▶ What the exercise asks
Count only the lines of the records that hold "JSON", then give the number without any other words.

[Rows from a figure dataset]
_ _ _
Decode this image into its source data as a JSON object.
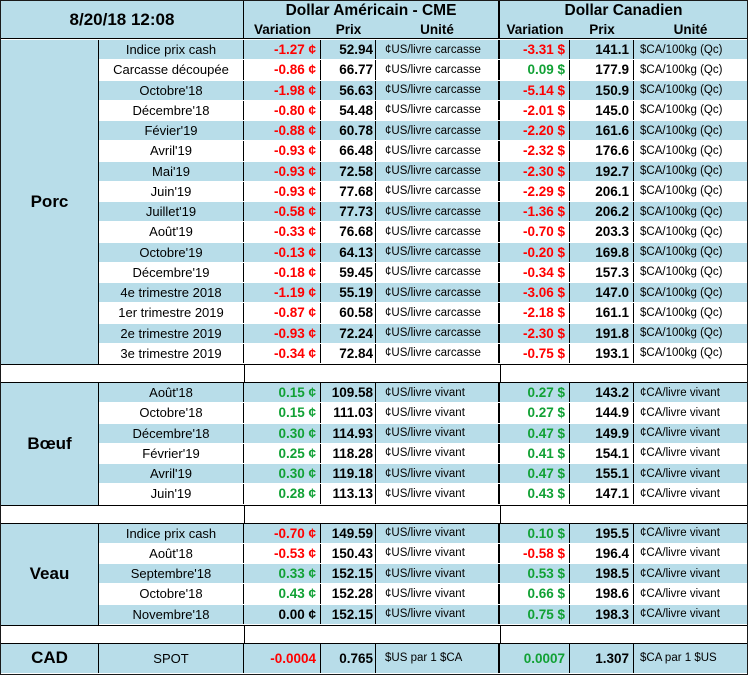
{
  "header": {
    "date": "8/20/18 12:08",
    "usd_title": "Dollar Américain - CME",
    "cad_title": "Dollar Canadien",
    "col_variation": "Variation",
    "col_prix": "Prix",
    "col_unite": "Unité"
  },
  "colors": {
    "negative": "#ff0000",
    "positive": "#11a135",
    "band": "#b8dde9"
  },
  "sections": [
    {
      "name": "Porc",
      "rows": [
        {
          "label": "Indice prix cash",
          "usd_var": "-1.27 ¢",
          "usd_price": "52.94",
          "usd_unit": "¢US/livre carcasse",
          "cad_var": "-3.31 $",
          "cad_price": "141.1",
          "cad_unit": "$CA/100kg (Qc)"
        },
        {
          "label": "Carcasse découpée",
          "usd_var": "-0.86 ¢",
          "usd_price": "66.77",
          "usd_unit": "¢US/livre carcasse",
          "cad_var": "0.09 $",
          "cad_price": "177.9",
          "cad_unit": "$CA/100kg (Qc)"
        },
        {
          "label": "Octobre'18",
          "usd_var": "-1.98 ¢",
          "usd_price": "56.63",
          "usd_unit": "¢US/livre carcasse",
          "cad_var": "-5.14 $",
          "cad_price": "150.9",
          "cad_unit": "$CA/100kg (Qc)"
        },
        {
          "label": "Décembre'18",
          "usd_var": "-0.80 ¢",
          "usd_price": "54.48",
          "usd_unit": "¢US/livre carcasse",
          "cad_var": "-2.01 $",
          "cad_price": "145.0",
          "cad_unit": "$CA/100kg (Qc)"
        },
        {
          "label": "Févier'19",
          "usd_var": "-0.88 ¢",
          "usd_price": "60.78",
          "usd_unit": "¢US/livre carcasse",
          "cad_var": "-2.20 $",
          "cad_price": "161.6",
          "cad_unit": "$CA/100kg (Qc)"
        },
        {
          "label": "Avril'19",
          "usd_var": "-0.93 ¢",
          "usd_price": "66.48",
          "usd_unit": "¢US/livre carcasse",
          "cad_var": "-2.32 $",
          "cad_price": "176.6",
          "cad_unit": "$CA/100kg (Qc)"
        },
        {
          "label": "Mai'19",
          "usd_var": "-0.93 ¢",
          "usd_price": "72.58",
          "usd_unit": "¢US/livre carcasse",
          "cad_var": "-2.30 $",
          "cad_price": "192.7",
          "cad_unit": "$CA/100kg (Qc)"
        },
        {
          "label": "Juin'19",
          "usd_var": "-0.93 ¢",
          "usd_price": "77.68",
          "usd_unit": "¢US/livre carcasse",
          "cad_var": "-2.29 $",
          "cad_price": "206.1",
          "cad_unit": "$CA/100kg (Qc)"
        },
        {
          "label": "Juillet'19",
          "usd_var": "-0.58 ¢",
          "usd_price": "77.73",
          "usd_unit": "¢US/livre carcasse",
          "cad_var": "-1.36 $",
          "cad_price": "206.2",
          "cad_unit": "$CA/100kg (Qc)"
        },
        {
          "label": "Août'19",
          "usd_var": "-0.33 ¢",
          "usd_price": "76.68",
          "usd_unit": "¢US/livre carcasse",
          "cad_var": "-0.70 $",
          "cad_price": "203.3",
          "cad_unit": "$CA/100kg (Qc)"
        },
        {
          "label": "Octobre'19",
          "usd_var": "-0.13 ¢",
          "usd_price": "64.13",
          "usd_unit": "¢US/livre carcasse",
          "cad_var": "-0.20 $",
          "cad_price": "169.8",
          "cad_unit": "$CA/100kg (Qc)"
        },
        {
          "label": "Décembre'19",
          "usd_var": "-0.18 ¢",
          "usd_price": "59.45",
          "usd_unit": "¢US/livre carcasse",
          "cad_var": "-0.34 $",
          "cad_price": "157.3",
          "cad_unit": "$CA/100kg (Qc)"
        },
        {
          "label": "4e trimestre 2018",
          "usd_var": "-1.19 ¢",
          "usd_price": "55.19",
          "usd_unit": "¢US/livre carcasse",
          "cad_var": "-3.06 $",
          "cad_price": "147.0",
          "cad_unit": "$CA/100kg (Qc)"
        },
        {
          "label": "1er trimestre 2019",
          "usd_var": "-0.87 ¢",
          "usd_price": "60.58",
          "usd_unit": "¢US/livre carcasse",
          "cad_var": "-2.18 $",
          "cad_price": "161.1",
          "cad_unit": "$CA/100kg (Qc)"
        },
        {
          "label": "2e trimestre 2019",
          "usd_var": "-0.93 ¢",
          "usd_price": "72.24",
          "usd_unit": "¢US/livre carcasse",
          "cad_var": "-2.30 $",
          "cad_price": "191.8",
          "cad_unit": "$CA/100kg (Qc)"
        },
        {
          "label": "3e trimestre 2019",
          "usd_var": "-0.34 ¢",
          "usd_price": "72.84",
          "usd_unit": "¢US/livre carcasse",
          "cad_var": "-0.75 $",
          "cad_price": "193.1",
          "cad_unit": "$CA/100kg (Qc)"
        }
      ]
    },
    {
      "name": "Bœuf",
      "rows": [
        {
          "label": "Août'18",
          "usd_var": "0.15 ¢",
          "usd_price": "109.58",
          "usd_unit": "¢US/livre vivant",
          "cad_var": "0.27 $",
          "cad_price": "143.2",
          "cad_unit": "¢CA/livre vivant"
        },
        {
          "label": "Octobre'18",
          "usd_var": "0.15 ¢",
          "usd_price": "111.03",
          "usd_unit": "¢US/livre vivant",
          "cad_var": "0.27 $",
          "cad_price": "144.9",
          "cad_unit": "¢CA/livre vivant"
        },
        {
          "label": "Décembre'18",
          "usd_var": "0.30 ¢",
          "usd_price": "114.93",
          "usd_unit": "¢US/livre vivant",
          "cad_var": "0.47 $",
          "cad_price": "149.9",
          "cad_unit": "¢CA/livre vivant"
        },
        {
          "label": "Février'19",
          "usd_var": "0.25 ¢",
          "usd_price": "118.28",
          "usd_unit": "¢US/livre vivant",
          "cad_var": "0.41 $",
          "cad_price": "154.1",
          "cad_unit": "¢CA/livre vivant"
        },
        {
          "label": "Avril'19",
          "usd_var": "0.30 ¢",
          "usd_price": "119.18",
          "usd_unit": "¢US/livre vivant",
          "cad_var": "0.47 $",
          "cad_price": "155.1",
          "cad_unit": "¢CA/livre vivant"
        },
        {
          "label": "Juin'19",
          "usd_var": "0.28 ¢",
          "usd_price": "113.13",
          "usd_unit": "¢US/livre vivant",
          "cad_var": "0.43 $",
          "cad_price": "147.1",
          "cad_unit": "¢CA/livre vivant"
        }
      ]
    },
    {
      "name": "Veau",
      "rows": [
        {
          "label": "Indice prix cash",
          "usd_var": "-0.70 ¢",
          "usd_price": "149.59",
          "usd_unit": "¢US/livre vivant",
          "cad_var": "0.10 $",
          "cad_price": "195.5",
          "cad_unit": "¢CA/livre vivant"
        },
        {
          "label": "Août'18",
          "usd_var": "-0.53 ¢",
          "usd_price": "150.43",
          "usd_unit": "¢US/livre vivant",
          "cad_var": "-0.58 $",
          "cad_price": "196.4",
          "cad_unit": "¢CA/livre vivant"
        },
        {
          "label": "Septembre'18",
          "usd_var": "0.33 ¢",
          "usd_price": "152.15",
          "usd_unit": "¢US/livre vivant",
          "cad_var": "0.53 $",
          "cad_price": "198.5",
          "cad_unit": "¢CA/livre vivant"
        },
        {
          "label": "Octobre'18",
          "usd_var": "0.43 ¢",
          "usd_price": "152.28",
          "usd_unit": "¢US/livre vivant",
          "cad_var": "0.66 $",
          "cad_price": "198.6",
          "cad_unit": "¢CA/livre vivant"
        },
        {
          "label": "Novembre'18",
          "usd_var": "0.00 ¢",
          "usd_price": "152.15",
          "usd_unit": "¢US/livre vivant",
          "cad_var": "0.75 $",
          "cad_price": "198.3",
          "cad_unit": "¢CA/livre vivant"
        }
      ]
    }
  ],
  "cad": {
    "name": "CAD",
    "label": "SPOT",
    "usd_var": "-0.0004",
    "usd_price": "0.765",
    "usd_unit": "$US par 1 $CA",
    "cad_var": "0.0007",
    "cad_price": "1.307",
    "cad_unit": "$CA par 1 $US"
  }
}
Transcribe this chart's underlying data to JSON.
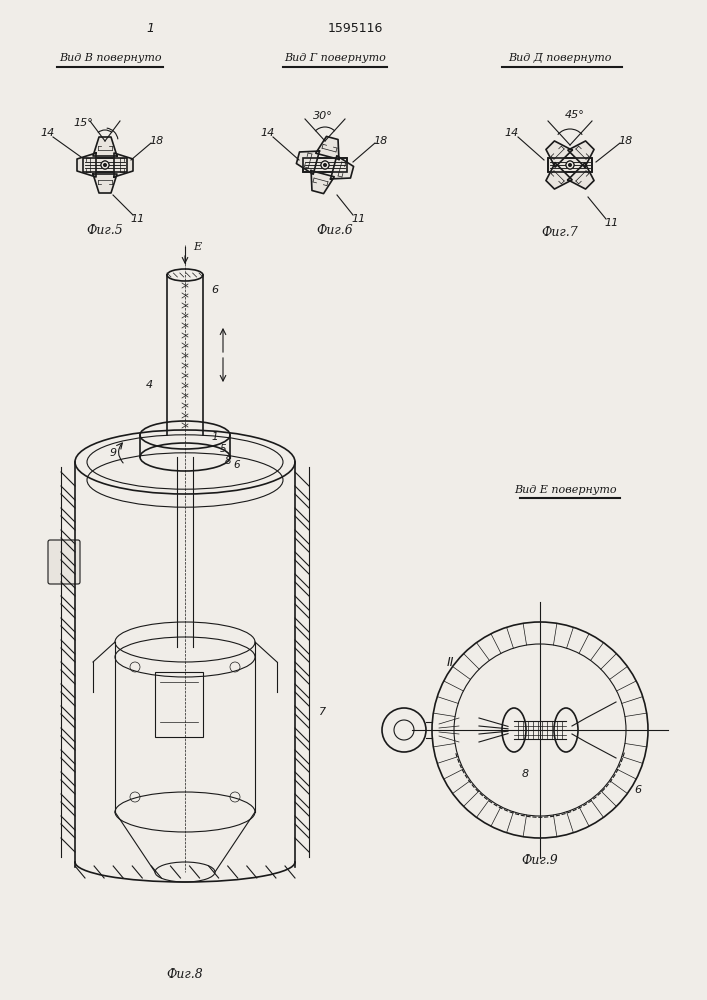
{
  "title_number": "1595116",
  "page_number": "1",
  "bg_color": "#f0ede8",
  "line_color": "#1a1a1a",
  "fig5_label": "Фиг.5",
  "fig6_label": "Фиг.6",
  "fig7_label": "Фиг.7",
  "fig8_label": "Фиг.8",
  "fig9_label": "Фиг.9",
  "vid_B": "Вид В повернуто",
  "vid_G": "Вид Г повернуто",
  "vid_D": "Вид Д повернуто",
  "vid_E": "Вид Е повернуто",
  "angle_B": "15°",
  "angle_G": "30°",
  "angle_D": "45°"
}
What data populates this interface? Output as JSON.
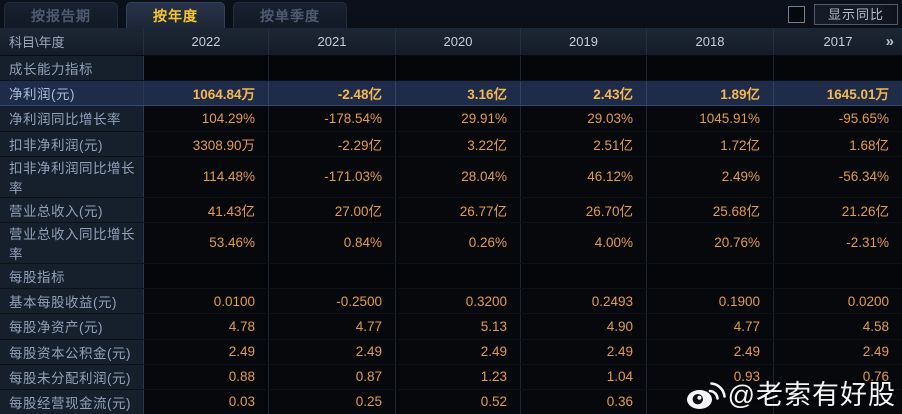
{
  "tabs": [
    {
      "label": "按报告期",
      "active": false
    },
    {
      "label": "按年度",
      "active": true
    },
    {
      "label": "按单季度",
      "active": false
    }
  ],
  "controls": {
    "checkbox_checked": false,
    "show_yoy_label": "显示同比"
  },
  "table": {
    "corner_header": "科目\\年度",
    "year_columns": [
      "2022",
      "2021",
      "2020",
      "2019",
      "2018",
      "2017"
    ],
    "more_columns_icon": "»",
    "rows": [
      {
        "type": "section",
        "label": "成长能力指标",
        "highlight": false,
        "values": [
          "",
          "",
          "",
          "",
          "",
          ""
        ]
      },
      {
        "type": "data",
        "label": "净利润(元)",
        "highlight": true,
        "values": [
          "1064.84万",
          "-2.48亿",
          "3.16亿",
          "2.43亿",
          "1.89亿",
          "1645.01万"
        ]
      },
      {
        "type": "data",
        "label": "净利润同比增长率",
        "highlight": false,
        "values": [
          "104.29%",
          "-178.54%",
          "29.91%",
          "29.03%",
          "1045.91%",
          "-95.65%"
        ]
      },
      {
        "type": "data",
        "label": "扣非净利润(元)",
        "highlight": false,
        "values": [
          "3308.90万",
          "-2.29亿",
          "3.22亿",
          "2.51亿",
          "1.72亿",
          "1.68亿"
        ]
      },
      {
        "type": "data",
        "label": "扣非净利润同比增长率",
        "highlight": false,
        "values": [
          "114.48%",
          "-171.03%",
          "28.04%",
          "46.12%",
          "2.49%",
          "-56.34%"
        ]
      },
      {
        "type": "data",
        "label": "营业总收入(元)",
        "highlight": false,
        "values": [
          "41.43亿",
          "27.00亿",
          "26.77亿",
          "26.70亿",
          "25.68亿",
          "21.26亿"
        ]
      },
      {
        "type": "data",
        "label": "营业总收入同比增长率",
        "highlight": false,
        "values": [
          "53.46%",
          "0.84%",
          "0.26%",
          "4.00%",
          "20.76%",
          "-2.31%"
        ]
      },
      {
        "type": "section",
        "label": "每股指标",
        "highlight": false,
        "values": [
          "",
          "",
          "",
          "",
          "",
          ""
        ]
      },
      {
        "type": "data",
        "label": "基本每股收益(元)",
        "highlight": false,
        "values": [
          "0.0100",
          "-0.2500",
          "0.3200",
          "0.2493",
          "0.1900",
          "0.0200"
        ]
      },
      {
        "type": "data",
        "label": "每股净资产(元)",
        "highlight": false,
        "values": [
          "4.78",
          "4.77",
          "5.13",
          "4.90",
          "4.77",
          "4.58"
        ]
      },
      {
        "type": "data",
        "label": "每股资本公积金(元)",
        "highlight": false,
        "values": [
          "2.49",
          "2.49",
          "2.49",
          "2.49",
          "2.49",
          "2.49"
        ]
      },
      {
        "type": "data",
        "label": "每股未分配利润(元)",
        "highlight": false,
        "values": [
          "0.88",
          "0.87",
          "1.23",
          "1.04",
          "0.93",
          "0.76"
        ]
      },
      {
        "type": "data",
        "label": "每股经营现金流(元)",
        "highlight": false,
        "values": [
          "0.03",
          "0.25",
          "0.52",
          "0.36",
          "",
          ""
        ]
      }
    ]
  },
  "watermark": {
    "icon": "weibo-icon",
    "text": "@老索有好股"
  },
  "colors": {
    "value_gold": "#e39d40",
    "highlight_row_bg": "#1e2c49",
    "highlight_value_gold": "#f6b84e",
    "active_tab_gold": "#f8c62c",
    "label_cell_bg": "#161f2c",
    "data_cell_bg": "#06080c",
    "watermark_white": "#f5f5f5"
  }
}
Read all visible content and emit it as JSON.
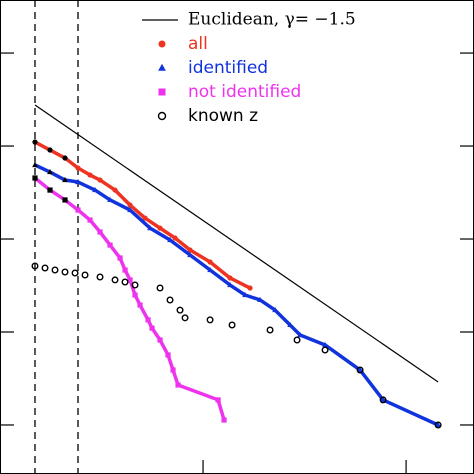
{
  "chart_data": {
    "type": "scatter",
    "log_x": true,
    "log_y": true,
    "xlim": [
      1,
      216
    ],
    "ylim": [
      0.297,
      37200
    ],
    "xticks": [
      1,
      10,
      100
    ],
    "yticks": [
      1,
      10,
      100,
      1000,
      10000
    ],
    "vlines": [
      1.487,
      2.422
    ],
    "reference_line": {
      "name": "Euclidean, γ= −1.5",
      "color": "#000000",
      "x": [
        1.487,
        143.8
      ],
      "values": [
        2761,
        2.9
      ]
    },
    "series": [
      {
        "name": "all",
        "color": "#ee3322",
        "marker": "circle",
        "x": [
          1.487,
          1.763,
          2.09,
          2.422,
          2.776,
          3.109,
          3.686,
          4.37,
          5.18,
          6.14,
          7.28,
          8.63,
          10.83,
          13.58,
          17.04
        ],
        "values": [
          1104,
          906,
          743,
          580,
          488,
          431,
          336,
          232,
          168,
          131,
          102.5,
          76.2,
          56.6,
          38.1,
          29.7
        ]
      },
      {
        "name": "identified",
        "color": "#1133dd",
        "marker": "triangle",
        "x": [
          1.487,
          1.763,
          2.09,
          2.422,
          2.938,
          3.483,
          4.37,
          5.482,
          6.878,
          8.63,
          10.83,
          13.58,
          16.1,
          19.09,
          22.63,
          26.83,
          30.05,
          39.9,
          59.36,
          77.04,
          143.8
        ],
        "values": [
          625,
          525,
          431,
          410,
          336,
          263,
          205,
          131,
          97.5,
          67.3,
          46.4,
          32.0,
          25.0,
          22.1,
          17.2,
          11.9,
          9.28,
          7.25,
          3.9,
          1.86,
          1.0
        ]
      },
      {
        "name": "not identified",
        "color": "#ee33ee",
        "marker": "square",
        "x": [
          1.487,
          1.763,
          2.09,
          2.422,
          2.776,
          3.109,
          3.483,
          3.901,
          4.129,
          4.37,
          4.624,
          4.894,
          5.359,
          5.608,
          6.14,
          6.723,
          7.116,
          7.531,
          11.86,
          12.69
        ],
        "values": [
          453,
          336,
          263,
          205,
          160,
          119,
          86.1,
          62.5,
          46.4,
          36.3,
          25.0,
          19.5,
          13.5,
          11.0,
          8.2,
          5.66,
          3.9,
          2.69,
          1.86,
          1.13
        ]
      },
      {
        "name": "known z",
        "color": "#000000",
        "marker": "open-circle",
        "x": [
          1.487,
          1.666,
          1.866,
          2.09,
          2.342,
          2.623,
          3.109,
          3.686,
          4.129,
          4.624,
          6.14,
          6.878,
          7.703,
          8.153,
          10.83,
          13.9,
          21.38,
          29.04,
          39.9,
          59.36,
          77.04,
          143.8
        ],
        "values": [
          51.3,
          48.8,
          46.4,
          44.2,
          43.1,
          41.0,
          39.0,
          36.3,
          34.5,
          32.0,
          29.7,
          22.1,
          17.2,
          14.2,
          13.5,
          11.9,
          10.5,
          8.2,
          6.4,
          3.9,
          1.86,
          1.0
        ]
      }
    ]
  }
}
_ _ _
▶ Result of the exercise
4